- Task to complete
Select and copy out every line in the records containing "Constraint".

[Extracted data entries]
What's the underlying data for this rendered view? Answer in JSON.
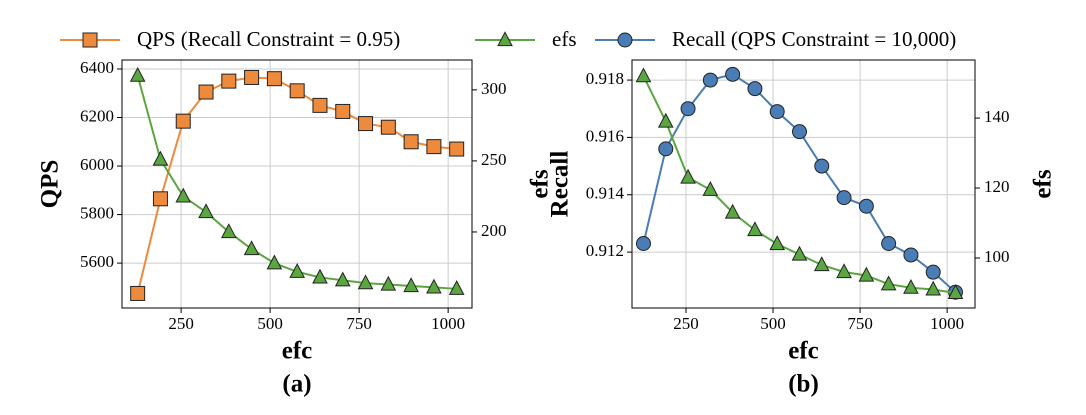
{
  "chart_data": [
    {
      "type": "line",
      "caption": "(a)",
      "xlabel": "efc",
      "ylabel": "QPS",
      "y2label": "efs",
      "x": [
        128,
        192,
        256,
        320,
        384,
        448,
        512,
        576,
        640,
        704,
        768,
        832,
        896,
        960,
        1024
      ],
      "xlim": [
        84,
        1067
      ],
      "xticks": [
        250,
        500,
        750,
        1000
      ],
      "ylim": [
        5415,
        6437
      ],
      "yticks": [
        5600,
        5800,
        6000,
        6200,
        6400
      ],
      "y2lim": [
        146.5,
        321
      ],
      "y2ticks": [
        200,
        250,
        300
      ],
      "grid": true,
      "series": [
        {
          "name": "QPS (Recall Constraint = 0.95)",
          "color": "#ee8a3c",
          "marker": "square",
          "values": [
            5475,
            5865,
            6185,
            6305,
            6350,
            6365,
            6360,
            6310,
            6250,
            6225,
            6175,
            6160,
            6100,
            6080,
            6070
          ]
        },
        {
          "name": "efs",
          "color": "#5aa641",
          "marker": "triangle",
          "axis": "y2",
          "values": [
            310,
            251,
            225,
            214,
            200,
            188,
            178,
            172,
            168,
            166,
            164,
            163,
            162,
            161,
            160
          ]
        }
      ]
    },
    {
      "type": "line",
      "caption": "(b)",
      "xlabel": "efc",
      "ylabel": "Recall",
      "y2label": "efs",
      "x": [
        128,
        192,
        256,
        320,
        384,
        448,
        512,
        576,
        640,
        704,
        768,
        832,
        896,
        960,
        1024
      ],
      "xlim": [
        95,
        1080
      ],
      "xticks": [
        250,
        500,
        750,
        1000
      ],
      "ylim": [
        0.91005,
        0.9187
      ],
      "yticks": [
        0.912,
        0.914,
        0.916,
        0.918
      ],
      "y2lim": [
        85.7,
        156.6
      ],
      "y2ticks": [
        100,
        120,
        140
      ],
      "grid": true,
      "series": [
        {
          "name": "Recall (QPS Constraint = 10,000)",
          "color": "#4a7db5",
          "marker": "circle",
          "values": [
            0.9123,
            0.9156,
            0.917,
            0.918,
            0.9182,
            0.9177,
            0.9169,
            0.9162,
            0.915,
            0.9139,
            0.9136,
            0.9123,
            0.9119,
            0.9113,
            0.9106
          ]
        },
        {
          "name": "efs",
          "color": "#5aa641",
          "marker": "triangle",
          "axis": "y2",
          "values": [
            152,
            139,
            123,
            119.5,
            113,
            108,
            104,
            101,
            98,
            96,
            95,
            92.5,
            91.5,
            91,
            90
          ]
        }
      ]
    }
  ]
}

- Full answer
          "name": "QPS (Recall Constraint = 0.95)",
          "name": "Recall (QPS Constraint = 10,000)",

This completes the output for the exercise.